Copy the cell lysis text from "POINTS TO REMEMBER" up to and including "hydroxide), and detergents.", switching "sodium hydroxide" to "potassium hydroxide".

**Source text:**
======
Lysis by physical means is often the best option for many hardy pathogens that are difficult to disrupt. Physical means are nonspecific methods that work with many sample types. Although it requires specialized equipment, mechanical lysis is being widely adopted because it is a rapid method that can work for many target types. Mechanical lysis systems require a large input of energy and may be loud, but they do not require the addition of chemicals or enzymes that need to be removed later. NA shearing during mechanical lysis can be a concern, so care is taken to minimize lysis time, but shearing may not impact detection if the NA fragments are larger than what is required for analysis. Bead milling is a type of mechanical lysis that involves rapid motion of small beads to physically break open cells. , Beads can be moved rapidly in many ways, including movement of the container. Sonication is another mechanical method by which high-intensity sound waves can be applied to lyse cells. If an analysis system targets NA from many types of cells or organisms, a broad approach such as mechanical lysis is desirable. Some automated NA systems have additional external mechanical lysis options. ,

POINTS TO REMEMBER
Lysis Techniques

  • Chemical: the simplest and cheapest option for easy-to-lyse cells, especially human cells and gram-negative bacteria. Solutions can include salts, chaotropic agents, strong bases (e.g., sodium hydroxide), and detergents.

  • Enzymatic: a more expensive option that helps lysis for some targets, enzymes such as proteinase K, lysozyme, or mutanolysin may increase lysis by targeting proteins on the outside of the cell or organism

  • Mechanical or physical: an approach to physically disrupt the structure of any cell or organism nonspecifically that requires additional equipment. It is the most effective approach when lysing a variety of targets.

Protein removal

In a cellular environment, NAs are surrounded by proteins called histones and many other accessory proteins. Proteins can be detrimental to either the NA preparation process or downstream analyses. Endogenous enzymes, such as nucleases, can break down the target NAs during the preparation if not removed, proteases can interfere with downstream enzymatic procedures, and large amounts of proteins can interfere with specific binding of NA in some systems. Therefore it is often important to denature or remove proteins from a sample.
======
[Stored data entries]
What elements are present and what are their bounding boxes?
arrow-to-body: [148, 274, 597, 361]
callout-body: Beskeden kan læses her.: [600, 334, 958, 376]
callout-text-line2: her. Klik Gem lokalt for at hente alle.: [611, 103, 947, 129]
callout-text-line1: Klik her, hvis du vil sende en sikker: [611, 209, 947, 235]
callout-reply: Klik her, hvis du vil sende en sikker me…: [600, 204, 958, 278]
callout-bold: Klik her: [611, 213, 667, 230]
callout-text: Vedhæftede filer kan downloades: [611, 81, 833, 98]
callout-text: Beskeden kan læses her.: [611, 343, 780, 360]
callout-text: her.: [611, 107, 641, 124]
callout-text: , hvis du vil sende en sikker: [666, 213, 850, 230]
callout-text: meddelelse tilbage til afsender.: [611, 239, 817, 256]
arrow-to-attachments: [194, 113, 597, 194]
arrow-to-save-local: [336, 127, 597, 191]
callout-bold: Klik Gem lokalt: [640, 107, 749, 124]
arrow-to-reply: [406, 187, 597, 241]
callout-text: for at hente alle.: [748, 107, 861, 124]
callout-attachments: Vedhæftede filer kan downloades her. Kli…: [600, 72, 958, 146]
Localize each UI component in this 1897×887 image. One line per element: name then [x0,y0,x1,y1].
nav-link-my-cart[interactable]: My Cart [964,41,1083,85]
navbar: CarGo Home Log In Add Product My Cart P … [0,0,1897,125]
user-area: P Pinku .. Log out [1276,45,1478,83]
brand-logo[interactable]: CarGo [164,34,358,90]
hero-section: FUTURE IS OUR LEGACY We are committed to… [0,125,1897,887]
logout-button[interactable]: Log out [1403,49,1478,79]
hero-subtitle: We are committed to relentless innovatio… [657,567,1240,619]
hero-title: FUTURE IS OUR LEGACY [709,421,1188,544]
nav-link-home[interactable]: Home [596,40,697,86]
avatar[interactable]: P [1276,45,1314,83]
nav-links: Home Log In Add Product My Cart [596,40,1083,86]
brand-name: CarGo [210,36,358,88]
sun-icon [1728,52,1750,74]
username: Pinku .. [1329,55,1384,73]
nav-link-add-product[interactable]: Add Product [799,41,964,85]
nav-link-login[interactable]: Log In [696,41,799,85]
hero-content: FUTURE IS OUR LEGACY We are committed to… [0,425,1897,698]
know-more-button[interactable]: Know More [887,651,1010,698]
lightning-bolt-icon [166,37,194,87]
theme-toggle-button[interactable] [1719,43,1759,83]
======
**Response area:**
POINTS TO REMEMBER
Lysis Techniques

  • Chemical: the simplest and cheapest option for easy-to-lyse cells, especially human cells and gram-negative bacteria. Solutions can include salts, chaotropic agents, strong bases (e.g., potassium hydroxide), and detergents.